┌────────
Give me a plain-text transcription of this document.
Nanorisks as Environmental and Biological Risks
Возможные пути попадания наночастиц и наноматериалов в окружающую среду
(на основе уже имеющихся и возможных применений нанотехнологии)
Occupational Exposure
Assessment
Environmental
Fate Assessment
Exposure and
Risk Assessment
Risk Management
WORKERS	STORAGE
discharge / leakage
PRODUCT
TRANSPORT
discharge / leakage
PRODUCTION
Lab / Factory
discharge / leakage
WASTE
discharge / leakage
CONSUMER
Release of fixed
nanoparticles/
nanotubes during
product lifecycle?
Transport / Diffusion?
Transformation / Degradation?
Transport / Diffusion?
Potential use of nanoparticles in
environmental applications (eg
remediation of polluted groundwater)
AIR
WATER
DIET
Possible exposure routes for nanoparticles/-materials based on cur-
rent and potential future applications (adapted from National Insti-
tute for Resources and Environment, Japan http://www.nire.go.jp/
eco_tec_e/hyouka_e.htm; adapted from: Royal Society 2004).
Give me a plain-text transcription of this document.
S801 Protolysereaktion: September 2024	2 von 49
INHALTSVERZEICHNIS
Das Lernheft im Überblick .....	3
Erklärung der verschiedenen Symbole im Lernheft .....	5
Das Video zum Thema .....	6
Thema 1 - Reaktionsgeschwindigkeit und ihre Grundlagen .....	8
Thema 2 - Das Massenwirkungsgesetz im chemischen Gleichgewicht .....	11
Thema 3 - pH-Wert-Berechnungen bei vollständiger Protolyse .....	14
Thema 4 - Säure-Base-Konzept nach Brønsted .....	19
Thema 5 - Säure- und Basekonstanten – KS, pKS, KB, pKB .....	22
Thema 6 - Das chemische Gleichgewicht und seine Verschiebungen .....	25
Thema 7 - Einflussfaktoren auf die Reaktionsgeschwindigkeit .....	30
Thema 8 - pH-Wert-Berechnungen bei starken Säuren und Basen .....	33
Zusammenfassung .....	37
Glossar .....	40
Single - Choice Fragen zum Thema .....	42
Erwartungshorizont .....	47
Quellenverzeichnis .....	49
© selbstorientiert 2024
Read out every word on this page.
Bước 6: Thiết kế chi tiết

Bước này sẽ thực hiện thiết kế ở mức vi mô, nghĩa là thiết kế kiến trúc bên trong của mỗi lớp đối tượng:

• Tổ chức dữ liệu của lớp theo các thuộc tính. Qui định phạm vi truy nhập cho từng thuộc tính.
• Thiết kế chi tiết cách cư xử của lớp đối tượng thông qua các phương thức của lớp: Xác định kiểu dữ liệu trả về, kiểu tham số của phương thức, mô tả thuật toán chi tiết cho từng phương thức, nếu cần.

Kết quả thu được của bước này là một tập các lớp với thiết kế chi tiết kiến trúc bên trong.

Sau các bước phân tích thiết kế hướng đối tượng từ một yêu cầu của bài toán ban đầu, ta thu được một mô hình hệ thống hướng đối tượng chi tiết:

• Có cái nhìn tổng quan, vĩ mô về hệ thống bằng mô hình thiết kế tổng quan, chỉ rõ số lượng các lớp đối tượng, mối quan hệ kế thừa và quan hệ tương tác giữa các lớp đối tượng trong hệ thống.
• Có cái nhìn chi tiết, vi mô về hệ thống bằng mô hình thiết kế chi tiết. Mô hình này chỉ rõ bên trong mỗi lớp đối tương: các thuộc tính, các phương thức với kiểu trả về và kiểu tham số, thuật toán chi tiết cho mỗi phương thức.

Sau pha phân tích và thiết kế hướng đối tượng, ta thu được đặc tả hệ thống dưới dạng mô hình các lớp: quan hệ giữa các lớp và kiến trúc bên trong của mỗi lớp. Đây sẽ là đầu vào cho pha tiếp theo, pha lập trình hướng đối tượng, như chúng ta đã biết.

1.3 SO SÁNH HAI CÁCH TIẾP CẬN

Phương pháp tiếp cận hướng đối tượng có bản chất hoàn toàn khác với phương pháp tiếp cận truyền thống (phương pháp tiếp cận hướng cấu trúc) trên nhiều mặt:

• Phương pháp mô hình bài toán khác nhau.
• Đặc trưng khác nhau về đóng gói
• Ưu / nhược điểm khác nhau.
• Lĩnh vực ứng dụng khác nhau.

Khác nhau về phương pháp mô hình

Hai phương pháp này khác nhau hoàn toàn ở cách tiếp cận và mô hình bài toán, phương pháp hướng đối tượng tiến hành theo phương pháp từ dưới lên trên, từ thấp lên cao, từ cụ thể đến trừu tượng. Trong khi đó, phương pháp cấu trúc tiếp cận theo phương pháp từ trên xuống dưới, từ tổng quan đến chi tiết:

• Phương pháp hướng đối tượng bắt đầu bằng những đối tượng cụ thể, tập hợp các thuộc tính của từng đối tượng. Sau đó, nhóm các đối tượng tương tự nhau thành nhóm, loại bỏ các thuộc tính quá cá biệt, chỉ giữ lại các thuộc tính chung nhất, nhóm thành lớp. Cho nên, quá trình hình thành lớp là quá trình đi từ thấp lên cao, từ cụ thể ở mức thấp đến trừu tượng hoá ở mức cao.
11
└────────
▶ Directions for this task:
Every entry must be output again, exactly as written above.

▶ Result below:
Give me a plain-text transcription of this document.
Nanorisks as Environmental and Biological Risks
Возможные пути попадания наночастиц и наноматериалов в окружающую среду
(на основе уже имеющихся и возможных применений нанотехнологии)
Occupational Exposure
Assessment
Environmental
Fate Assessment
Exposure and
Risk Assessment
Risk Management
WORKERS	STORAGE
discharge / leakage
PRODUCT
TRANSPORT
discharge / leakage
PRODUCTION
Lab / Factory
discharge / leakage
WASTE
discharge / leakage
CONSUMER
Release of fixed
nanoparticles/
nanotubes during
product lifecycle?
Transport / Diffusion?
Transformation / Degradation?
Transport / Diffusion?
Potential use of nanoparticles in
environmental applications (eg
remediation of polluted groundwater)
AIR
WATER
DIET
Possible exposure routes for nanoparticles/-materials based on cur-
rent and potential future applications (adapted from National Insti-
tute for Resources and Environment, Japan http://www.nire.go.jp/
eco_tec_e/hyouka_e.htm; adapted from: Royal Society 2004).
Give me a plain-text transcription of this document.
S801 Protolysereaktion: September 2024	2 von 49
INHALTSVERZEICHNIS
Das Lernheft im Überblick .....	3
Erklärung der verschiedenen Symbole im Lernheft .....	5
Das Video zum Thema .....	6
Thema 1 - Reaktionsgeschwindigkeit und ihre Grundlagen .....	8
Thema 2 - Das Massenwirkungsgesetz im chemischen Gleichgewicht .....	11
Thema 3 - pH-Wert-Berechnungen bei vollständiger Protolyse .....	14
Thema 4 - Säure-Base-Konzept nach Brønsted .....	19
Thema 5 - Säure- und Basekonstanten – KS, pKS, KB, pKB .....	22
Thema 6 - Das chemische Gleichgewicht und seine Verschiebungen .....	25
Thema 7 - Einflussfaktoren auf die Reaktionsgeschwindigkeit .....	30
Thema 8 - pH-Wert-Berechnungen bei starken Säuren und Basen .....	33
Zusammenfassung .....	37
Glossar .....	40
Single - Choice Fragen zum Thema .....	42
Erwartungshorizont .....	47
Quellenverzeichnis .....	49
© selbstorientiert 2024
Read out every word on this page.
Bước 6: Thiết kế chi tiết

Bước này sẽ thực hiện thiết kế ở mức vi mô, nghĩa là thiết kế kiến trúc bên trong của mỗi lớp đối tượng:

• Tổ chức dữ liệu của lớp theo các thuộc tính. Qui định phạm vi truy nhập cho từng thuộc tính.
• Thiết kế chi tiết cách cư xử của lớp đối tượng thông qua các phương thức của lớp: Xác định kiểu dữ liệu trả về, kiểu tham số của phương thức, mô tả thuật toán chi tiết cho từng phương thức, nếu cần.

Kết quả thu được của bước này là một tập các lớp với thiết kế chi tiết kiến trúc bên trong.

Sau các bước phân tích thiết kế hướng đối tượng từ một yêu cầu của bài toán ban đầu, ta thu được một mô hình hệ thống hướng đối tượng chi tiết:

• Có cái nhìn tổng quan, vĩ mô về hệ thống bằng mô hình thiết kế tổng quan, chỉ rõ số lượng các lớp đối tượng, mối quan hệ kế thừa và quan hệ tương tác giữa các lớp đối tượng trong hệ thống.
• Có cái nhìn chi tiết, vi mô về hệ thống bằng mô hình thiết kế chi tiết. Mô hình này chỉ rõ bên trong mỗi lớp đối tương: các thuộc tính, các phương thức với kiểu trả về và kiểu tham số, thuật toán chi tiết cho mỗi phương thức.

Sau pha phân tích và thiết kế hướng đối tượng, ta thu được đặc tả hệ thống dưới dạng mô hình các lớp: quan hệ giữa các lớp và kiến trúc bên trong của mỗi lớp. Đây sẽ là đầu vào cho pha tiếp theo, pha lập trình hướng đối tượng, như chúng ta đã biết.

1.3 SO SÁNH HAI CÁCH TIẾP CẬN

Phương pháp tiếp cận hướng đối tượng có bản chất hoàn toàn khác với phương pháp tiếp cận truyền thống (phương pháp tiếp cận hướng cấu trúc) trên nhiều mặt:

• Phương pháp mô hình bài toán khác nhau.
• Đặc trưng khác nhau về đóng gói
• Ưu / nhược điểm khác nhau.
• Lĩnh vực ứng dụng khác nhau.

Khác nhau về phương pháp mô hình

Hai phương pháp này khác nhau hoàn toàn ở cách tiếp cận và mô hình bài toán, phương pháp hướng đối tượng tiến hành theo phương pháp từ dưới lên trên, từ thấp lên cao, từ cụ thể đến trừu tượng. Trong khi đó, phương pháp cấu trúc tiếp cận theo phương pháp từ trên xuống dưới, từ tổng quan đến chi tiết:

• Phương pháp hướng đối tượng bắt đầu bằng những đối tượng cụ thể, tập hợp các thuộc tính của từng đối tượng. Sau đó, nhóm các đối tượng tương tự nhau thành nhóm, loại bỏ các thuộc tính quá cá biệt, chỉ giữ lại các thuộc tính chung nhất, nhóm thành lớp. Cho nên, quá trình hình thành lớp là quá trình đi từ thấp lên cao, từ cụ thể ở mức thấp đến trừu tượng hoá ở mức cao.
11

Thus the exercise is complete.